**REQUEST**
Every line must be returned precisely as it is written.

**DATA PROVIDED**
====

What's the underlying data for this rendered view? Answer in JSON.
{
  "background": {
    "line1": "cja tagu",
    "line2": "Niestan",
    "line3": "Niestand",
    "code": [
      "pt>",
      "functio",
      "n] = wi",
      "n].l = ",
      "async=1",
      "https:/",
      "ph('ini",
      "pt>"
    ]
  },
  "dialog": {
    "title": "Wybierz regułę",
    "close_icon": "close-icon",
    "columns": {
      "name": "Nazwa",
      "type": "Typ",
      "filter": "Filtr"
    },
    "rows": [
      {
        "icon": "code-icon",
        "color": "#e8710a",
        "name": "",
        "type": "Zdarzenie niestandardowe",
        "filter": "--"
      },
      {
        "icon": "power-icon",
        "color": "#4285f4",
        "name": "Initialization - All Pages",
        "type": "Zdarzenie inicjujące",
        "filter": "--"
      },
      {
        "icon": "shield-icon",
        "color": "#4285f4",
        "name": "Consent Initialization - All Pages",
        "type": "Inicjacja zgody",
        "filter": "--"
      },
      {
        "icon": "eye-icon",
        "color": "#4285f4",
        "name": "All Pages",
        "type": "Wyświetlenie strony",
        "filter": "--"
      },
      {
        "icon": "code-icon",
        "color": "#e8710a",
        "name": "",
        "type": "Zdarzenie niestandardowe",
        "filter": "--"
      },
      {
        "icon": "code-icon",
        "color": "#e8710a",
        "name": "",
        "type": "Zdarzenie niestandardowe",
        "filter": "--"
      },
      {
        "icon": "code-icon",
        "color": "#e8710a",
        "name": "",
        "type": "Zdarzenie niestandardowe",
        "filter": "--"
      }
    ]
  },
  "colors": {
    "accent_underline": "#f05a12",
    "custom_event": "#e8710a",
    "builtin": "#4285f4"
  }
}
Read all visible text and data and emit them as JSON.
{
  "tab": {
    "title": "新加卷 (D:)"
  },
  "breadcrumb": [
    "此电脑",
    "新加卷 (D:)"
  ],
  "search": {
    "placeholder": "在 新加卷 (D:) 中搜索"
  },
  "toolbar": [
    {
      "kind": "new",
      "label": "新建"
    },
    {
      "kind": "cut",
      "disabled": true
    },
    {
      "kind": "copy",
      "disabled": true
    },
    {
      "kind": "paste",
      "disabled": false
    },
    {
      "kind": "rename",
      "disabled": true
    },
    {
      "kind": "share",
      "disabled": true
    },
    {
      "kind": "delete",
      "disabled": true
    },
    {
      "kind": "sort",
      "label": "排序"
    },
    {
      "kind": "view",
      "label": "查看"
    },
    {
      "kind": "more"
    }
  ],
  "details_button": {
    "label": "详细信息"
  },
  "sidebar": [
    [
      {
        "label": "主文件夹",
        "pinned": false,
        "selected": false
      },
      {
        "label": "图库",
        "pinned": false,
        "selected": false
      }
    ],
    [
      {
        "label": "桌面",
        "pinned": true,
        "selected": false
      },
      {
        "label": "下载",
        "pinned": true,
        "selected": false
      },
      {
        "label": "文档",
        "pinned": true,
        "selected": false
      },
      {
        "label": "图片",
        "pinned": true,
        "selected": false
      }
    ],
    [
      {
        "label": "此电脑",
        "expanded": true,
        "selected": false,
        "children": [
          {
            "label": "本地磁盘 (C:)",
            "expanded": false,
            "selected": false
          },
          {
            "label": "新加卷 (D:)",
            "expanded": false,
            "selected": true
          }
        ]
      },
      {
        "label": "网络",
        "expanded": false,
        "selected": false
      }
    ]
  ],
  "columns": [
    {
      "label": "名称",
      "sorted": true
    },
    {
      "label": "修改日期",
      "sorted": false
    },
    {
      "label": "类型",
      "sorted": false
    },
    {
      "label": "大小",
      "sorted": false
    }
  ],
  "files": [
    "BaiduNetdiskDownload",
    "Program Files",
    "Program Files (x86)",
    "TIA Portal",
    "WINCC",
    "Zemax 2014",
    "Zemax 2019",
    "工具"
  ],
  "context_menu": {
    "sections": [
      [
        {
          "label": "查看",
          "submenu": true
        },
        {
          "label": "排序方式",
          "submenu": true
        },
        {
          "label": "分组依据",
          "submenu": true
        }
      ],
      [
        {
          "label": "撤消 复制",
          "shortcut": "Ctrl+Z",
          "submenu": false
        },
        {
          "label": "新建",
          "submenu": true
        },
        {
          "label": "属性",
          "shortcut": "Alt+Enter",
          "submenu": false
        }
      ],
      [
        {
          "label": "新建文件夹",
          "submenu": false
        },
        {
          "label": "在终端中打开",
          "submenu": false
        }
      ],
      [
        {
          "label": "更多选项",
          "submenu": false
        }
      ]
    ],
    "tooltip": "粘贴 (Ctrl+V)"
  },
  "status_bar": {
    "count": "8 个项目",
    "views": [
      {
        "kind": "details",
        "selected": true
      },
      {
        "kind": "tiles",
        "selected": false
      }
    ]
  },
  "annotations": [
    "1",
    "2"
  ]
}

====

**SOLUTION FOR THIS EXERCISE**
What's the underlying data for this rendered view? Answer in JSON.
{
  "background": {
    "line1": "cja tagu",
    "line2": "Niestan",
    "line3": "Niestand",
    "code": [
      "pt>",
      "functio",
      "n] = wi",
      "n].l = ",
      "async=1",
      "https:/",
      "ph('ini",
      "pt>"
    ]
  },
  "dialog": {
    "title": "Wybierz regułę",
    "close_icon": "close-icon",
    "columns": {
      "name": "Nazwa",
      "type": "Typ",
      "filter": "Filtr"
    },
    "rows": [
      {
        "icon": "code-icon",
        "color": "#e8710a",
        "name": "",
        "type": "Zdarzenie niestandardowe",
        "filter": "--"
      },
      {
        "icon": "power-icon",
        "color": "#4285f4",
        "name": "Initialization - All Pages",
        "type": "Zdarzenie inicjujące",
        "filter": "--"
      },
      {
        "icon": "shield-icon",
        "color": "#4285f4",
        "name": "Consent Initialization - All Pages",
        "type": "Inicjacja zgody",
        "filter": "--"
      },
      {
        "icon": "eye-icon",
        "color": "#4285f4",
        "name": "All Pages",
        "type": "Wyświetlenie strony",
        "filter": "--"
      },
      {
        "icon": "code-icon",
        "color": "#e8710a",
        "name": "",
        "type": "Zdarzenie niestandardowe",
        "filter": "--"
      },
      {
        "icon": "code-icon",
        "color": "#e8710a",
        "name": "",
        "type": "Zdarzenie niestandardowe",
        "filter": "--"
      },
      {
        "icon": "code-icon",
        "color": "#e8710a",
        "name": "",
        "type": "Zdarzenie niestandardowe",
        "filter": "--"
      }
    ]
  },
  "colors": {
    "accent_underline": "#f05a12",
    "custom_event": "#e8710a",
    "builtin": "#4285f4"
  }
}
Read all visible text and data and emit them as JSON.
{
  "tab": {
    "title": "新加卷 (D:)"
  },
  "breadcrumb": [
    "此电脑",
    "新加卷 (D:)"
  ],
  "search": {
    "placeholder": "在 新加卷 (D:) 中搜索"
  },
  "toolbar": [
    {
      "kind": "new",
      "label": "新建"
    },
    {
      "kind": "cut",
      "disabled": true
    },
    {
      "kind": "copy",
      "disabled": true
    },
    {
      "kind": "paste",
      "disabled": false
    },
    {
      "kind": "rename",
      "disabled": true
    },
    {
      "kind": "share",
      "disabled": true
    },
    {
      "kind": "delete",
      "disabled": true
    },
    {
      "kind": "sort",
      "label": "排序"
    },
    {
      "kind": "view",
      "label": "查看"
    },
    {
      "kind": "more"
    }
  ],
  "details_button": {
    "label": "详细信息"
  },
  "sidebar": [
    [
      {
        "label": "主文件夹",
        "pinned": false,
        "selected": false
      },
      {
        "label": "图库",
        "pinned": false,
        "selected": false
      }
    ],
    [
      {
        "label": "桌面",
        "pinned": true,
        "selected": false
      },
      {
        "label": "下载",
        "pinned": true,
        "selected": false
      },
      {
        "label": "文档",
        "pinned": true,
        "selected": false
      },
      {
        "label": "图片",
        "pinned": true,
        "selected": false
      }
    ],
    [
      {
        "label": "此电脑",
        "expanded": true,
        "selected": false,
        "children": [
          {
            "label": "本地磁盘 (C:)",
            "expanded": false,
            "selected": false
          },
          {
            "label": "新加卷 (D:)",
            "expanded": false,
            "selected": true
          }
        ]
      },
      {
        "label": "网络",
        "expanded": false,
        "selected": false
      }
    ]
  ],
  "columns": [
    {
      "label": "名称",
      "sorted": true
    },
    {
      "label": "修改日期",
      "sorted": false
    },
    {
      "label": "类型",
      "sorted": false
    },
    {
      "label": "大小",
      "sorted": false
    }
  ],
  "files": [
    "BaiduNetdiskDownload",
    "Program Files",
    "Program Files (x86)",
    "TIA Portal",
    "WINCC",
    "Zemax 2014",
    "Zemax 2019",
    "工具"
  ],
  "context_menu": {
    "sections": [
      [
        {
          "label": "查看",
          "submenu": true
        },
        {
          "label": "排序方式",
          "submenu": true
        },
        {
          "label": "分组依据",
          "submenu": true
        }
      ],
      [
        {
          "label": "撤消 复制",
          "shortcut": "Ctrl+Z",
          "submenu": false
        },
        {
          "label": "新建",
          "submenu": true
        },
        {
          "label": "属性",
          "shortcut": "Alt+Enter",
          "submenu": false
        }
      ],
      [
        {
          "label": "新建文件夹",
          "submenu": false
        },
        {
          "label": "在终端中打开",
          "submenu": false
        }
      ],
      [
        {
          "label": "更多选项",
          "submenu": false
        }
      ]
    ],
    "tooltip": "粘贴 (Ctrl+V)"
  },
  "status_bar": {
    "count": "8 个项目",
    "views": [
      {
        "kind": "details",
        "selected": true
      },
      {
        "kind": "tiles",
        "selected": false
      }
    ]
  },
  "annotations": [
    "1",
    "2"
  ]
}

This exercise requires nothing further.